**What is required**:
Tell how many lines include the string "title". Answer with a single number.

**Records to process**:

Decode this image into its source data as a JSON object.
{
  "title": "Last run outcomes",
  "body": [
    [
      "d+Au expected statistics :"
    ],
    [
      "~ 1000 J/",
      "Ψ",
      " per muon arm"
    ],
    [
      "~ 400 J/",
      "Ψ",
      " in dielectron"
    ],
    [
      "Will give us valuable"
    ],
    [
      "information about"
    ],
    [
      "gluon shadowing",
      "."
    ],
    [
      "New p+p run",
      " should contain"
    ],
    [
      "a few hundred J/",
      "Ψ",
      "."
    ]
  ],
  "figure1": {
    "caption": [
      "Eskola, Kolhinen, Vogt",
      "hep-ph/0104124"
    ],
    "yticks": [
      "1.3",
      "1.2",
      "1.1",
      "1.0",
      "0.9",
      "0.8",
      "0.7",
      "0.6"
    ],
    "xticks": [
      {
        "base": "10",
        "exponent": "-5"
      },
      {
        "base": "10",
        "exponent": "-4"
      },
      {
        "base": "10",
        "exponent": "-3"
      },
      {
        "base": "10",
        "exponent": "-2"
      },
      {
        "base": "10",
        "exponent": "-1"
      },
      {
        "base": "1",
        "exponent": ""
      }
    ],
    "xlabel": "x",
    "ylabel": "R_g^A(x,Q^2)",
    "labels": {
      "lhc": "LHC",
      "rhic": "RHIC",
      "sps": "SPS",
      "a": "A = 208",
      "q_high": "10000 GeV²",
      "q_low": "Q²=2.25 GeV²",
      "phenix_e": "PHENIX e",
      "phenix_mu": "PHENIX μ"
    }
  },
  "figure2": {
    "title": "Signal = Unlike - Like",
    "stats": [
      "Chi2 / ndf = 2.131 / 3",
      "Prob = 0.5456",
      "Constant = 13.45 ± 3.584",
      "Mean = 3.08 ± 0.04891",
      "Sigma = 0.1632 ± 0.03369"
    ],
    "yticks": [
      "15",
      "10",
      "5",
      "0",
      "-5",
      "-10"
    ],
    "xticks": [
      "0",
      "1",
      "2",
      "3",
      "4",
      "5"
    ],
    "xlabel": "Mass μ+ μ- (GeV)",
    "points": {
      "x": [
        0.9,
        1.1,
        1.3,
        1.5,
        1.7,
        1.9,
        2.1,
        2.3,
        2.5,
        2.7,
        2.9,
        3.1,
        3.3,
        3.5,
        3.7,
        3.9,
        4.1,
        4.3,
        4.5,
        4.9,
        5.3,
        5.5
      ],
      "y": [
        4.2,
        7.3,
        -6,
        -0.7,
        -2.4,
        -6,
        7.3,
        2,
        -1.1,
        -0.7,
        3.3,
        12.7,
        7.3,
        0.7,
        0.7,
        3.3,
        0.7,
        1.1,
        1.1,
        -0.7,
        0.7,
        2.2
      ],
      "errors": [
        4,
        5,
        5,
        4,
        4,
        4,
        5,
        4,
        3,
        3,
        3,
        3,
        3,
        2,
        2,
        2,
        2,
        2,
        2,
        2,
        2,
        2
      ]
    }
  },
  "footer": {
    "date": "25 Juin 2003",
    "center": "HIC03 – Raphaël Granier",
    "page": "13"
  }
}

--

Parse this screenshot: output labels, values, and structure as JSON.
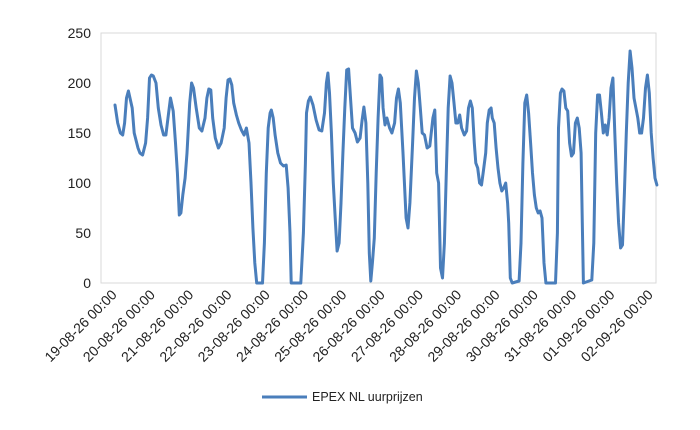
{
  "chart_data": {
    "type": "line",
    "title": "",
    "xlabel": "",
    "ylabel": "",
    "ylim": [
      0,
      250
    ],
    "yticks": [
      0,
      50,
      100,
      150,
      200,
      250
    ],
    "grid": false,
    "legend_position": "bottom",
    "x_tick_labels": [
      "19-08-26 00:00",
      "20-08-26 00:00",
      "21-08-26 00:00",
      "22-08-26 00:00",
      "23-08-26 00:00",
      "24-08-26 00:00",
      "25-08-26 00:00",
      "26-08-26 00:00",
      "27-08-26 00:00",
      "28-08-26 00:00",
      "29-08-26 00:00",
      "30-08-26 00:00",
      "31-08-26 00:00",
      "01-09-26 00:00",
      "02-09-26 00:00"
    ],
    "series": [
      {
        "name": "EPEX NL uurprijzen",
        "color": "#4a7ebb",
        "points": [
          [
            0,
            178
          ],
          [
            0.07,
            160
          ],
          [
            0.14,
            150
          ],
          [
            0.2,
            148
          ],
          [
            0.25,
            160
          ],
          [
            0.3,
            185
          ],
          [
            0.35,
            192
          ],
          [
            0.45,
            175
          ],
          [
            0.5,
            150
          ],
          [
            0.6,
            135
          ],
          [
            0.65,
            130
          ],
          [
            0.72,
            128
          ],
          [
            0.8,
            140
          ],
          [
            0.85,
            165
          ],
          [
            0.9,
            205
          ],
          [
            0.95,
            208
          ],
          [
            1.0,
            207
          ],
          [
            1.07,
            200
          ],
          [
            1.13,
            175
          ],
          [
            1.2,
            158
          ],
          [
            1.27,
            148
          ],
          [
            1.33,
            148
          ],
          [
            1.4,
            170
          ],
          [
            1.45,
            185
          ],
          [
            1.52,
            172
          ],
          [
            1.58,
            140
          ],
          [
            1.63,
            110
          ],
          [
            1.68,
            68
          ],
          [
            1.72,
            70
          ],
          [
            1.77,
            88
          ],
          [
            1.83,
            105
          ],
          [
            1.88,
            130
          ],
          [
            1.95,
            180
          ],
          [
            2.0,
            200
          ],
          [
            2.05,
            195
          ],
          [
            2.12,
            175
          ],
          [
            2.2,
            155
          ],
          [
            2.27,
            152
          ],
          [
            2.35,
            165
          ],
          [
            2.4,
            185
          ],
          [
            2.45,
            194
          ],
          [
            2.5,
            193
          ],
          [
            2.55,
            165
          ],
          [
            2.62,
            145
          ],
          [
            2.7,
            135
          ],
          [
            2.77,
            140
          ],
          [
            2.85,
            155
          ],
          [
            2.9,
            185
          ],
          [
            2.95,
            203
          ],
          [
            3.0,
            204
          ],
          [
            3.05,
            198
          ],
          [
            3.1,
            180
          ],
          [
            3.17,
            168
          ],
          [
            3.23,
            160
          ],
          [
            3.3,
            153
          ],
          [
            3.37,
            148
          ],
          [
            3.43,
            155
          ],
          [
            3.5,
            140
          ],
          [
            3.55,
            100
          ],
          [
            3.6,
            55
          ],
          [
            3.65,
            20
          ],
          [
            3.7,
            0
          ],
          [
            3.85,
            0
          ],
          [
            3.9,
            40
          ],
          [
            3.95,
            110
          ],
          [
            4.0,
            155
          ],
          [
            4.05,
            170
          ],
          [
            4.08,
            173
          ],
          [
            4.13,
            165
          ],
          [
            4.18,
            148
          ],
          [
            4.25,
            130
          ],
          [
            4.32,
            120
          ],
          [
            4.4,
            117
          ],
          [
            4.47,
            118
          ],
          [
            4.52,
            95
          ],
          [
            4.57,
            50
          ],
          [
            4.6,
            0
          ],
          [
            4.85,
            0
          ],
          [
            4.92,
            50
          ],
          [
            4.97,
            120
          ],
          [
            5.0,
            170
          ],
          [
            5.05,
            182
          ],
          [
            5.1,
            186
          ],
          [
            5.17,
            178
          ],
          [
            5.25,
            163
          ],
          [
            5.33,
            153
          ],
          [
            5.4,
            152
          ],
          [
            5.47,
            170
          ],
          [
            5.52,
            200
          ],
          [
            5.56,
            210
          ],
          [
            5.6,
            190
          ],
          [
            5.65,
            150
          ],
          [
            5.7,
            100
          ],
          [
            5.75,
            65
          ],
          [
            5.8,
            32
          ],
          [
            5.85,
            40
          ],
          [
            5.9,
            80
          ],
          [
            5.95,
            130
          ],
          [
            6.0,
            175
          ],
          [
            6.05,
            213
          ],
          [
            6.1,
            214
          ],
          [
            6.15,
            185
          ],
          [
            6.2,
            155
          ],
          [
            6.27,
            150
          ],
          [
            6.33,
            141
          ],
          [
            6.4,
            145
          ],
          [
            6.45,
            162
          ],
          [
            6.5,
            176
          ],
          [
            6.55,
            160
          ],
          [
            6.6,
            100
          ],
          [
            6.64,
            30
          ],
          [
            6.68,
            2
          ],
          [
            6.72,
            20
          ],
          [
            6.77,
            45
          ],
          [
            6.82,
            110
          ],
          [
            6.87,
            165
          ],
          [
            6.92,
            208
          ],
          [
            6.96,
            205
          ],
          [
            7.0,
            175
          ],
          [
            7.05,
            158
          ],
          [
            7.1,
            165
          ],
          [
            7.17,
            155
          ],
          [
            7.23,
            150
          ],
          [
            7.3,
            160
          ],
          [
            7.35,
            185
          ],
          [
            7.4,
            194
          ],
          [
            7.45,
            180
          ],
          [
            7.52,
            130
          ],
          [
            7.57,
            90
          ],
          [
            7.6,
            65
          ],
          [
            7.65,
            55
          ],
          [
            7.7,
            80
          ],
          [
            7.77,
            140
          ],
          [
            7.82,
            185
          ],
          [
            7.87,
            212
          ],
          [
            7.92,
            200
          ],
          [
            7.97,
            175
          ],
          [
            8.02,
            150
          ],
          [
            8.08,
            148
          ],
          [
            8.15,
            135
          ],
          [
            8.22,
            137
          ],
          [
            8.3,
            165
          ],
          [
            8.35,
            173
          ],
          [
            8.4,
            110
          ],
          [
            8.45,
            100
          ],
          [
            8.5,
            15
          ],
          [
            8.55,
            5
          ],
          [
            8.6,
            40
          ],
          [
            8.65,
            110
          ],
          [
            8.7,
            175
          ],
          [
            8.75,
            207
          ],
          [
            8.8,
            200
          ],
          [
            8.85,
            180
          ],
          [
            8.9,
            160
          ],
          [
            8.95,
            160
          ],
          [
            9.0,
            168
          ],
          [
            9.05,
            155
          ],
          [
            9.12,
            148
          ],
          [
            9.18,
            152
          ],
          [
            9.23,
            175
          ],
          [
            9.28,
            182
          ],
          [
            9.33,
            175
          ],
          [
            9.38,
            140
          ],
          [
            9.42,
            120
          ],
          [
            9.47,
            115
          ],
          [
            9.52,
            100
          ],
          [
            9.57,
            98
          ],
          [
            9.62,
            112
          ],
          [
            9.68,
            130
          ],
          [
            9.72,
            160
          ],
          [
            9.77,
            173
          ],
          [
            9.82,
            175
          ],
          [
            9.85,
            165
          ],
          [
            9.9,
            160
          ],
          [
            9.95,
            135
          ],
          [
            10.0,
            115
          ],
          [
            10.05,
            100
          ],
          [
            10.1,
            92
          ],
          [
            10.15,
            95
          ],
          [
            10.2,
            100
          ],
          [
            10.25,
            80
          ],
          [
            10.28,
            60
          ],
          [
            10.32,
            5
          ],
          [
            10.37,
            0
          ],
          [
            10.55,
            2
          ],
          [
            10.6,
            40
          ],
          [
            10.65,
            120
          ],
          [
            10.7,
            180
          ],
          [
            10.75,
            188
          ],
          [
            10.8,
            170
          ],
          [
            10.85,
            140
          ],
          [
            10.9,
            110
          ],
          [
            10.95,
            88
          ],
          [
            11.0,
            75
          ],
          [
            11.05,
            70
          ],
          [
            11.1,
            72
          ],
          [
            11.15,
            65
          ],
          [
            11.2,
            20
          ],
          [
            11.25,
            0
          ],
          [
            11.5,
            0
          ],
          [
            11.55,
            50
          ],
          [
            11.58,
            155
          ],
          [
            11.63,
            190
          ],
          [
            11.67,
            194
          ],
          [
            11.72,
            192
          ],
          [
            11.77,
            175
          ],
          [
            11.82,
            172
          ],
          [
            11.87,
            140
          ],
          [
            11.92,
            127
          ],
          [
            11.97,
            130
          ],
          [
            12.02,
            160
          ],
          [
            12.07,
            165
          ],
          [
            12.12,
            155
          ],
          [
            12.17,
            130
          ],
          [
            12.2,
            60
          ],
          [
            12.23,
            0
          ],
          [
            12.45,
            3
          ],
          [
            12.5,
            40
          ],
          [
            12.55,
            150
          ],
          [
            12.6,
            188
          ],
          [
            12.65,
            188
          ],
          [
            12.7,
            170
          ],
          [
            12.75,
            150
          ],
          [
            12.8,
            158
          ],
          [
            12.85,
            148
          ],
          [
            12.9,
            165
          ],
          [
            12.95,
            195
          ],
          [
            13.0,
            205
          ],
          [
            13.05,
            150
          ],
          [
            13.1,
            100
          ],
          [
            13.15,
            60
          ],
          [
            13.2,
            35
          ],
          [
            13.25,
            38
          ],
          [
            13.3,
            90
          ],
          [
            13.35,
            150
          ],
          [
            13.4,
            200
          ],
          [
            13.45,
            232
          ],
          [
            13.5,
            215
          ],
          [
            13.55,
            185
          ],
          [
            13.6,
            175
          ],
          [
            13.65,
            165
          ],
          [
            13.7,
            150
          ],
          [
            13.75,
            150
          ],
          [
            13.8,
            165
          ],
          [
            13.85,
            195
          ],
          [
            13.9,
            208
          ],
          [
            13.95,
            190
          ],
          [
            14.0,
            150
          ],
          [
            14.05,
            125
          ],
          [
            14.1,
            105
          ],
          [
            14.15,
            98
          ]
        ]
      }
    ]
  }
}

**Exercise answer**:
3